Task instructions
Using the records that follow, copy every line containing the word "conf".

Data for processing
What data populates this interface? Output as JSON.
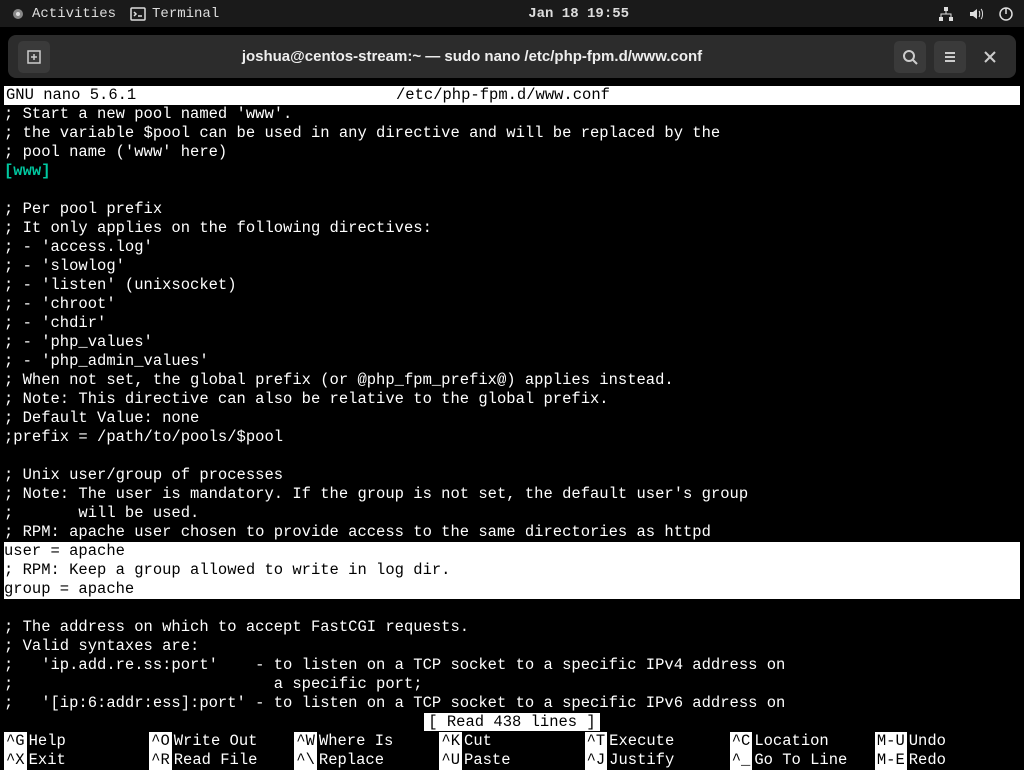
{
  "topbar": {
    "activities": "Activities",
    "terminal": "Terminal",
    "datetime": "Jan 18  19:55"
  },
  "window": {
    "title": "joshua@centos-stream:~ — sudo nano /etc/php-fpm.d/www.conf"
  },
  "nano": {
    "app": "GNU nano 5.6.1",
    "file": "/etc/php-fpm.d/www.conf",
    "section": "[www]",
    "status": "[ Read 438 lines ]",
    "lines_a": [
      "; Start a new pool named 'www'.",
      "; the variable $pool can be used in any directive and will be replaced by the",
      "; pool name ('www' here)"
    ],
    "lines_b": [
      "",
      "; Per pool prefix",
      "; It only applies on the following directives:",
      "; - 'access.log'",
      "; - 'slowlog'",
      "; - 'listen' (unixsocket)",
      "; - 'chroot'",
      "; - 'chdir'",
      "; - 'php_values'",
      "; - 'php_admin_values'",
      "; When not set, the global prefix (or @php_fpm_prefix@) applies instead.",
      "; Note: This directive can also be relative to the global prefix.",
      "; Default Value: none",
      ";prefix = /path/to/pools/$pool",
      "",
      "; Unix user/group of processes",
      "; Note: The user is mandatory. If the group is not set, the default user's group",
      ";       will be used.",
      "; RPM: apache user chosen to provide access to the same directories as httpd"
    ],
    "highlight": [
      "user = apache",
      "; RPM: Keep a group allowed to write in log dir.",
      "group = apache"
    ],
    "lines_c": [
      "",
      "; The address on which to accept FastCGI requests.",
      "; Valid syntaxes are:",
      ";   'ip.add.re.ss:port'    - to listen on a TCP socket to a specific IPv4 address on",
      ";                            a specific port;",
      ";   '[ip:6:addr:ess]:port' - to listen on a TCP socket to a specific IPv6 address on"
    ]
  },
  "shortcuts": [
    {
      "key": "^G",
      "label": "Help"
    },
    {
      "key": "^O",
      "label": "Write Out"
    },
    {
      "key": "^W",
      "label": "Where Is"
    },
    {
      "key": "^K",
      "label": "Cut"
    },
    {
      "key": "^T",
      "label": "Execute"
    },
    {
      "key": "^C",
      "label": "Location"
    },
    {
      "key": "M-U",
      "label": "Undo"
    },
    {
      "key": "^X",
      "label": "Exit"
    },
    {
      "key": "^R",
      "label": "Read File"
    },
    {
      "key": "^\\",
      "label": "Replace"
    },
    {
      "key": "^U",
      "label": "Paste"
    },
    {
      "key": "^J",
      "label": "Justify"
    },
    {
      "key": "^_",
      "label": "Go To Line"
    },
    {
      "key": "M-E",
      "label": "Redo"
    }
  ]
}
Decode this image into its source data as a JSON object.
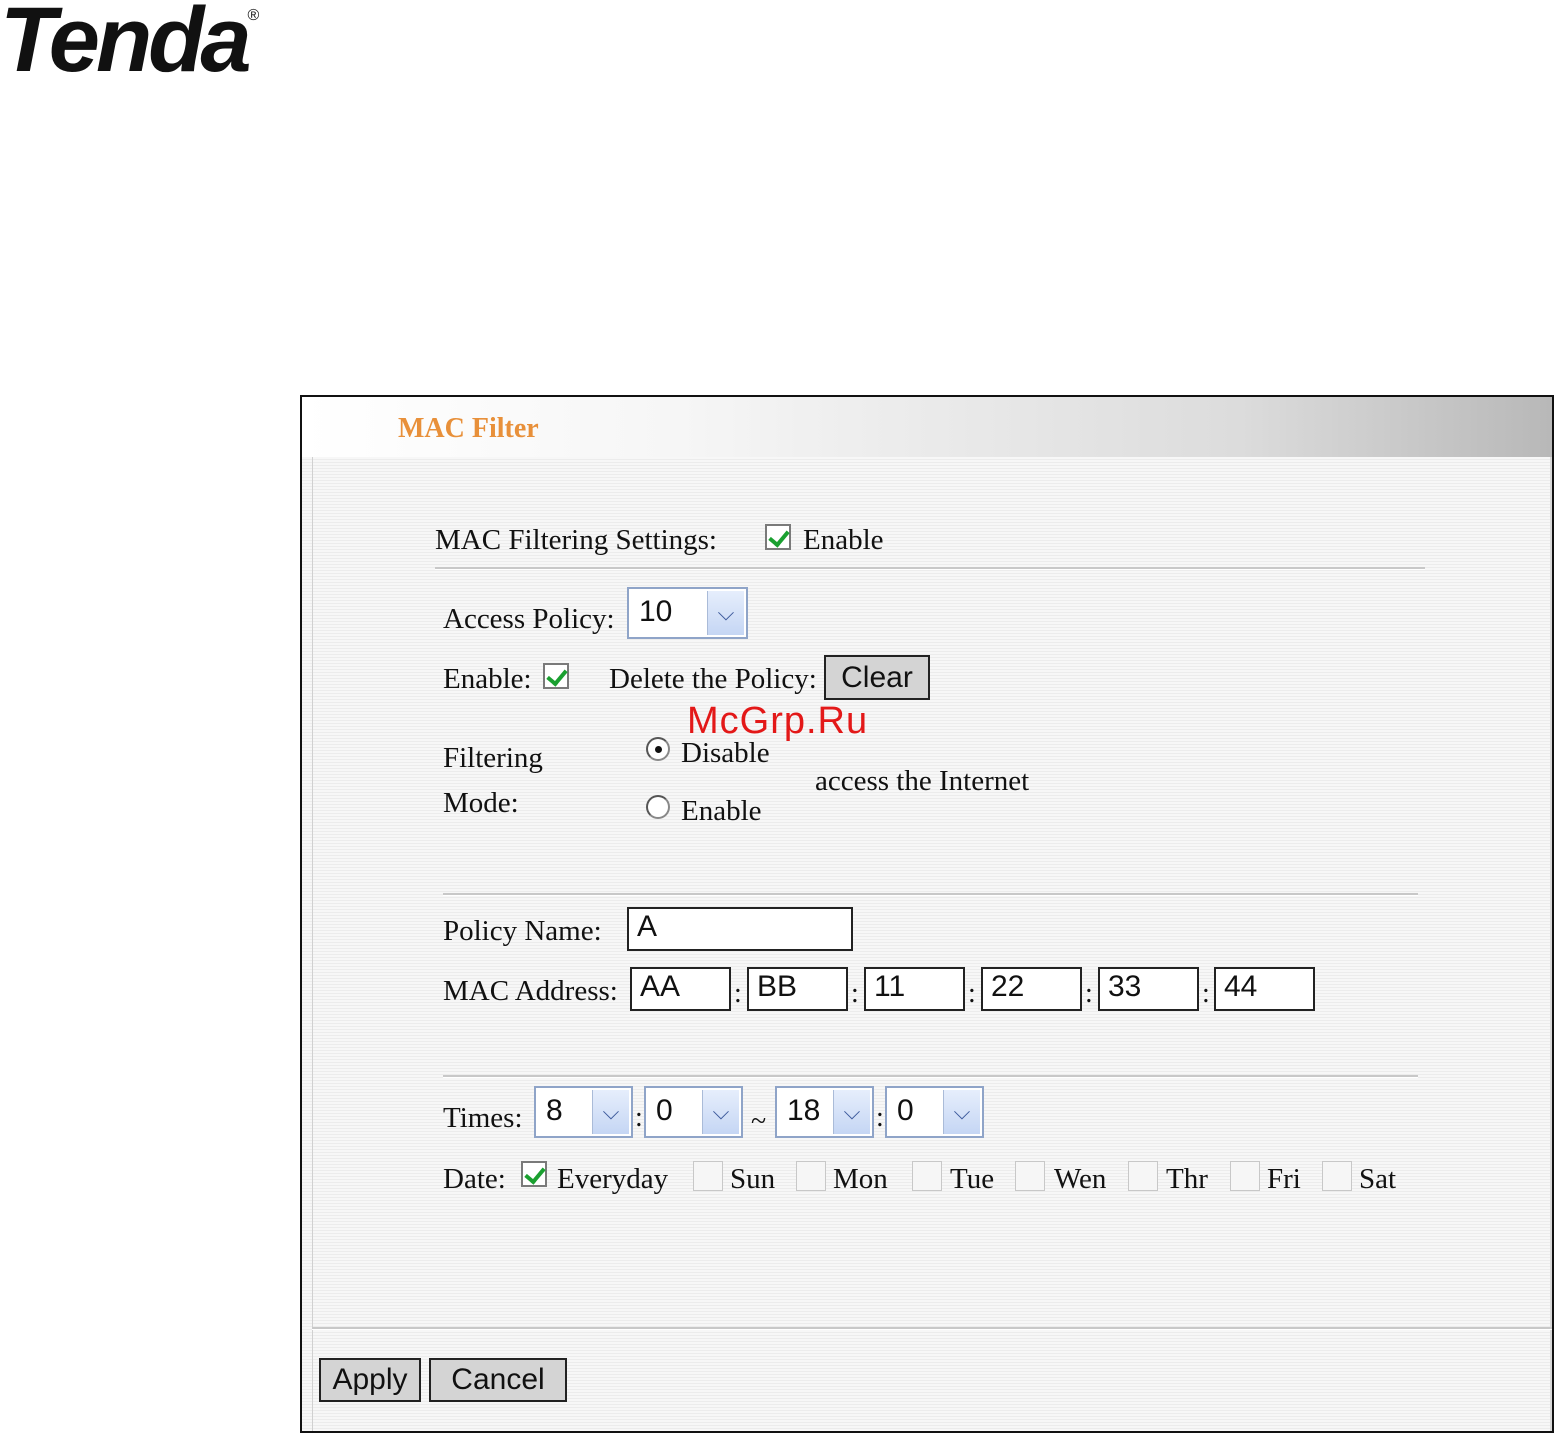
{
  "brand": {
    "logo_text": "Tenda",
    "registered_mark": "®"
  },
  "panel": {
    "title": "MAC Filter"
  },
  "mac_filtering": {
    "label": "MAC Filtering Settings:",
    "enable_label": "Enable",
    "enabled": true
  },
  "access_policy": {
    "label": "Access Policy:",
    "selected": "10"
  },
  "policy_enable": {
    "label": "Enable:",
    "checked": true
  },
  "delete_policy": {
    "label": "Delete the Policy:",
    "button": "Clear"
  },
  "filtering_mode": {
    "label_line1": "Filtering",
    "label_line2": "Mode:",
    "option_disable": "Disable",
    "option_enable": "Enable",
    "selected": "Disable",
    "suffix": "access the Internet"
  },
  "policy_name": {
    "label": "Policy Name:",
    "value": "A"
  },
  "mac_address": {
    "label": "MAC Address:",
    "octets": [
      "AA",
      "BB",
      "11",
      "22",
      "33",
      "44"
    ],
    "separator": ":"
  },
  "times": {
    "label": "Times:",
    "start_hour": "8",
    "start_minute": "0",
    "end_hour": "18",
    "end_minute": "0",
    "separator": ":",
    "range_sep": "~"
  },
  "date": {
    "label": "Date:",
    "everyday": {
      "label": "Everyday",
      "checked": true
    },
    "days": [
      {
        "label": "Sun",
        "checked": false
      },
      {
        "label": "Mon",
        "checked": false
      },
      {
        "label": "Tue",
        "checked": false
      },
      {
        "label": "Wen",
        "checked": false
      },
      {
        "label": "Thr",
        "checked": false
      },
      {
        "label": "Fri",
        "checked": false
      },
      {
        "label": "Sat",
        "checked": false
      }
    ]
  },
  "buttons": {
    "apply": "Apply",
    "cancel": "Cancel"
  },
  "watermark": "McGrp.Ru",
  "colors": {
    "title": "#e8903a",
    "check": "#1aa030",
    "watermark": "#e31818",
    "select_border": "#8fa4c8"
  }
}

Expected answer
    "title": "joshua@centos-stream:~ — sudo nano /etc/php-fpm.d/www.conf"
    "file": "/etc/php-fpm.d/www.conf",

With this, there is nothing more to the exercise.